**Passage for review:**
━━━━

Salaries, benefits weigh on practice revenues


Experts estimate labor costs and benefits rank as top income eaters among the nation's veterinary practices.

Experts estimate labor costs and benefits rank as top income eaters among the nation's veterinary practices.

Howard Rubin

The figures aren't all in, but National Committee on Veterinary Economics Issues (NCVEI) data shows veterinary incomes have risen 21 percent after a decade in decline while medical premiums spiked 20 percent during the last 18 months.

It's a trend hammering at the average practice's net, NCVEI head Howard Rubin says. Veterinary staff paychecks aren't escalating out of control, but coupled with rising premiums, they're putting a dent into the average practice's bottom line.

"We obviously need more time to look at this," he says. "We don't know how many practices out there are offering benefits, but we do know that the cost of medical insurance has gone up dramatically. The same goes for salaries. Technicians' pay is up 15 percent."

Between 1999 and 2001, the median professional income for fulltime private practitioners in the United States rose almost 6 percent to $65,000 annually, reports the American Veterinary Medical Association's (AVMA) economic survey of 6,895 veterinarians, published in the Journal of the American Veterinary Medical Association's (JAVMA) June 15 issue. Last year's graduates over all areas of private practice earned a mean starting salary of $46,339 a year, JAVMA Feb. 1 issue reports.

An overall view

Those costs don't include employee benefits, which averaged 2.9 percent of total income at 882 practices polled in the American Animal Hospital Association's (AAHA) Financial and Productivity Pulsepoints, Second Edition, 2002.

Add it all up, and the numbers point to increased staffing costs, Rubin reports.

"I think practice owners are having to pay more for their associates, especially the new graduates," Rubin says. "But we have to have more data before we can legitimately stand behind those statements."

━━━━

**Given information:**
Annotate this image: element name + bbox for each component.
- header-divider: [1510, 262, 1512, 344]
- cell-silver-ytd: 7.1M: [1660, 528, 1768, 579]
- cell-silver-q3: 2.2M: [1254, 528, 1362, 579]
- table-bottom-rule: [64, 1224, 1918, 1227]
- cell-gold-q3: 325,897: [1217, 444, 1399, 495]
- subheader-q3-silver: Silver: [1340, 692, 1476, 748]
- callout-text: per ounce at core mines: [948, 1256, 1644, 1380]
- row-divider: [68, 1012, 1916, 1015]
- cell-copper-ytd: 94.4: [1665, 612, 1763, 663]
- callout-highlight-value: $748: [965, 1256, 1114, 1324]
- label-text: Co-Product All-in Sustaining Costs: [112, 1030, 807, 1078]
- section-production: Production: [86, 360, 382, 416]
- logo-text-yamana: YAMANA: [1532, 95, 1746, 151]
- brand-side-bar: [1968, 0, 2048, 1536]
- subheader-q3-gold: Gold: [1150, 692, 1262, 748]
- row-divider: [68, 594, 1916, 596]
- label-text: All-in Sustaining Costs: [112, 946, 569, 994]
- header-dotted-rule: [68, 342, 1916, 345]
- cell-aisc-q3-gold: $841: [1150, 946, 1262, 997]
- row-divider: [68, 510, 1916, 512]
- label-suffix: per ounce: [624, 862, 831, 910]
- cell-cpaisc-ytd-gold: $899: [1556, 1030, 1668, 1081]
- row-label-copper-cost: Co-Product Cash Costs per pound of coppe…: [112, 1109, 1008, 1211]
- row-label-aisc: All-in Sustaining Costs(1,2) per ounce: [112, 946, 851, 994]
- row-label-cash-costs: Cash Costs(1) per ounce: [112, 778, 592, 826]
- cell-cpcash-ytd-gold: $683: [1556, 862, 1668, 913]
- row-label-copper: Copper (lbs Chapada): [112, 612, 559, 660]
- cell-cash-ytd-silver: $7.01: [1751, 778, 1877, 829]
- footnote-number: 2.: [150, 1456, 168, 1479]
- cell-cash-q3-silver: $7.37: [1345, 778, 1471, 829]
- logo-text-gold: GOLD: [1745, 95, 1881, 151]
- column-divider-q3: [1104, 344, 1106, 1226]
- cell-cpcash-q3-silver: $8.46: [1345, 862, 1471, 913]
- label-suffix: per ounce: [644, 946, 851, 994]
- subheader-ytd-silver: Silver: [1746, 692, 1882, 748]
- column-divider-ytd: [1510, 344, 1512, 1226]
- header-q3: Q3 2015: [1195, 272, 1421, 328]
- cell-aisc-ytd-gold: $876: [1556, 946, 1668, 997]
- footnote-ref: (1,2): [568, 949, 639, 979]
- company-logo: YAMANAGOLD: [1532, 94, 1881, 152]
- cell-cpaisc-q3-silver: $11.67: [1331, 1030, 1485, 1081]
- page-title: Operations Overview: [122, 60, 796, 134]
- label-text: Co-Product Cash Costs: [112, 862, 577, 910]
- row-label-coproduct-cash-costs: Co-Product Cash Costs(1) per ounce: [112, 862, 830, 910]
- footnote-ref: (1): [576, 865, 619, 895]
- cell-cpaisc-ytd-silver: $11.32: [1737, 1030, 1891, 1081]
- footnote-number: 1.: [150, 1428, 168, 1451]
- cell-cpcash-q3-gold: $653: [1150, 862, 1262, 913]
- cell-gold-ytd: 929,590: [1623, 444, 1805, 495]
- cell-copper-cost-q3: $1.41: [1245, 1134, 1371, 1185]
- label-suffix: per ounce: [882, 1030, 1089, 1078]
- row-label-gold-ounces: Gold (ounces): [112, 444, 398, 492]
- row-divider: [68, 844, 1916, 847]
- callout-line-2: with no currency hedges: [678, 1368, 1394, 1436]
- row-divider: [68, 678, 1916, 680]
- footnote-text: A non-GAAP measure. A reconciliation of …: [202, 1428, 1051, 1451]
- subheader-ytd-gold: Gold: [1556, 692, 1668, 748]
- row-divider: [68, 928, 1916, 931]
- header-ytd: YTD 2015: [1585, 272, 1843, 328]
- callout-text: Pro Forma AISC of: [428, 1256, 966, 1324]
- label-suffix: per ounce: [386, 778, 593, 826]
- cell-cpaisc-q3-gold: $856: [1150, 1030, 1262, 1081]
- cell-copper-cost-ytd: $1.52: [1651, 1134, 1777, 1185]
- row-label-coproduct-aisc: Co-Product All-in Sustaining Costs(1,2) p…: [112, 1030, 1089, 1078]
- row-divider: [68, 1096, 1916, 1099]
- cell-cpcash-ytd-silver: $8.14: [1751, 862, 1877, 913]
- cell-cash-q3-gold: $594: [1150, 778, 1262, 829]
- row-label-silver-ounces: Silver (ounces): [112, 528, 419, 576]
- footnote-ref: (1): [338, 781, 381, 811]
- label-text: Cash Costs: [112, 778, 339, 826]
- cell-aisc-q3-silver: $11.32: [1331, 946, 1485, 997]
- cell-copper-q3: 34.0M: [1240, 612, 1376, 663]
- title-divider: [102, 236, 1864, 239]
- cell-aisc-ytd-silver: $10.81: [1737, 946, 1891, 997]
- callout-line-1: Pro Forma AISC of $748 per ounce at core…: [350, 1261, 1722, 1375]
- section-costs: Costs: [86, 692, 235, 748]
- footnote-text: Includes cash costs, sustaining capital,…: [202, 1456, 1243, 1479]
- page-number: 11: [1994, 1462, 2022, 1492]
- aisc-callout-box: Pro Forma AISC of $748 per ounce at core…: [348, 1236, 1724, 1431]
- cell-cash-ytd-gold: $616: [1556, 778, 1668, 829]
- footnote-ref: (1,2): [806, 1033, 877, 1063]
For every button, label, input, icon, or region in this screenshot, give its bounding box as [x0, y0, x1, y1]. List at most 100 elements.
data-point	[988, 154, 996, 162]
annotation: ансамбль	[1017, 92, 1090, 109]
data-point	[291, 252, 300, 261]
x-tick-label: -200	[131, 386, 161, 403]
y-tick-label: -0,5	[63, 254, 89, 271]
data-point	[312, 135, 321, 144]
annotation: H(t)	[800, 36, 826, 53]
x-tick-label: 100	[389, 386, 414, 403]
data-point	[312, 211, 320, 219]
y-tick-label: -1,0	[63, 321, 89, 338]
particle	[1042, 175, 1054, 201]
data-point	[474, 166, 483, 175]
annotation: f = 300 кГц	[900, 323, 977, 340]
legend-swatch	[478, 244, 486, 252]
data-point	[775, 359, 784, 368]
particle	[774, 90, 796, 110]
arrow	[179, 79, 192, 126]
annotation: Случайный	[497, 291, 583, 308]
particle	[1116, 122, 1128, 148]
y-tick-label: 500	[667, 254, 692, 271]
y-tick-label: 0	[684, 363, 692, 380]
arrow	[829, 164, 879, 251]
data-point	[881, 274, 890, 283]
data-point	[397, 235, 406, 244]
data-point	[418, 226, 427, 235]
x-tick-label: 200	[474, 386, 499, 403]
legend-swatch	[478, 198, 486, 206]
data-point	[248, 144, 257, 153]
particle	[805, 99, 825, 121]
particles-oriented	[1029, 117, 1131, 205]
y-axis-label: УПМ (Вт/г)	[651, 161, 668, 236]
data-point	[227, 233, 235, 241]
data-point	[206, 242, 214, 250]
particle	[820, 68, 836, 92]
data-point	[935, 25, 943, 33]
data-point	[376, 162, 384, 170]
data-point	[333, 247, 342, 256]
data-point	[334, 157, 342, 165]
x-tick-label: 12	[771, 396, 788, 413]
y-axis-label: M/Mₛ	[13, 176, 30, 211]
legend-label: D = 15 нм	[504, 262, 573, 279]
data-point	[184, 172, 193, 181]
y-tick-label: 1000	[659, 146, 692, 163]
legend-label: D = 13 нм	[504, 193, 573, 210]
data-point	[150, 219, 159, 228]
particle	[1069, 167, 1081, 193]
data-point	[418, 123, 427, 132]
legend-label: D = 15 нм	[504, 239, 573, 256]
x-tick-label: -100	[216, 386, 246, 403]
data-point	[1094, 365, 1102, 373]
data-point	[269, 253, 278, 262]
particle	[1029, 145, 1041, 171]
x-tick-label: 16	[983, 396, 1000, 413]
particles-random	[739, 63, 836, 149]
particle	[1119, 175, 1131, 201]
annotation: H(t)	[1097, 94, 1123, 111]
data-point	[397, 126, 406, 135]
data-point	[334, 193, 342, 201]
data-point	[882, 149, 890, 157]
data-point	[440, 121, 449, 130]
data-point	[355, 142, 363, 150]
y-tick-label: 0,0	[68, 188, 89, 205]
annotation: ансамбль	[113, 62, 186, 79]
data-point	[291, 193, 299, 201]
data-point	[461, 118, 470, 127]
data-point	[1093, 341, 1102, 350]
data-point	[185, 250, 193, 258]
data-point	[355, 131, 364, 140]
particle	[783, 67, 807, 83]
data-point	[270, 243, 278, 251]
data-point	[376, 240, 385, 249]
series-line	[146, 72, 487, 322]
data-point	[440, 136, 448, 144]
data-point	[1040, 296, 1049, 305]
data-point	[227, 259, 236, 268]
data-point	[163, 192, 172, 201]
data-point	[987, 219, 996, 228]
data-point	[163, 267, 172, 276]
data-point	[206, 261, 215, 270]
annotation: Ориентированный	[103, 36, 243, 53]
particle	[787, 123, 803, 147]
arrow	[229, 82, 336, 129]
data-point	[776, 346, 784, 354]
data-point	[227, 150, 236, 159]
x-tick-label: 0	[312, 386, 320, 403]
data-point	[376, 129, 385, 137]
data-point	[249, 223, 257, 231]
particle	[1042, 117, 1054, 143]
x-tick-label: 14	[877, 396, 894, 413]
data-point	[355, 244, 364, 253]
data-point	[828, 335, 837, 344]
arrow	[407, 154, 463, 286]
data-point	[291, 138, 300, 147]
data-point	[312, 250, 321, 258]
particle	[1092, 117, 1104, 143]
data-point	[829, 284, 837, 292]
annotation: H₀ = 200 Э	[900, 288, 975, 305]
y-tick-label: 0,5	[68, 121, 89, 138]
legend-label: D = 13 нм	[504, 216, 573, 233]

━━━━

**Required work:**
- a) According to the article on practice revenues, by how much did medical premiums rise over the last 18 months?
- b) Transcribe the article on practice revenues word for word from "Between 1999 and" to "1 issue reports.".
- c) The article on practice revenues says veterinary staff paychecks aren't escalating out of control. Why, then, are they putting a dent into the average practice's bottom line?

**Numbered responses:**
- a) They rose 20 percent.

- b)
Between 1999 and 2001, the median professional income for fulltime private practitioners in the United States rose almost 6 percent to $65,000 annually, reports the American Veterinary Medical Association's (AVMA) economic survey of 6,895 veterinarians, published in the Journal of the American Veterinary Medical Association's (JAVMA) June 15 issue. Last year's graduates over all areas of private practice earned a mean starting salary of $46,339 a year, JAVMA Feb. 1 issue reports.

- c) Staff pay is coming at the same time as rising medical insurance premiums. Together, those two costs cut into the average practice's net income.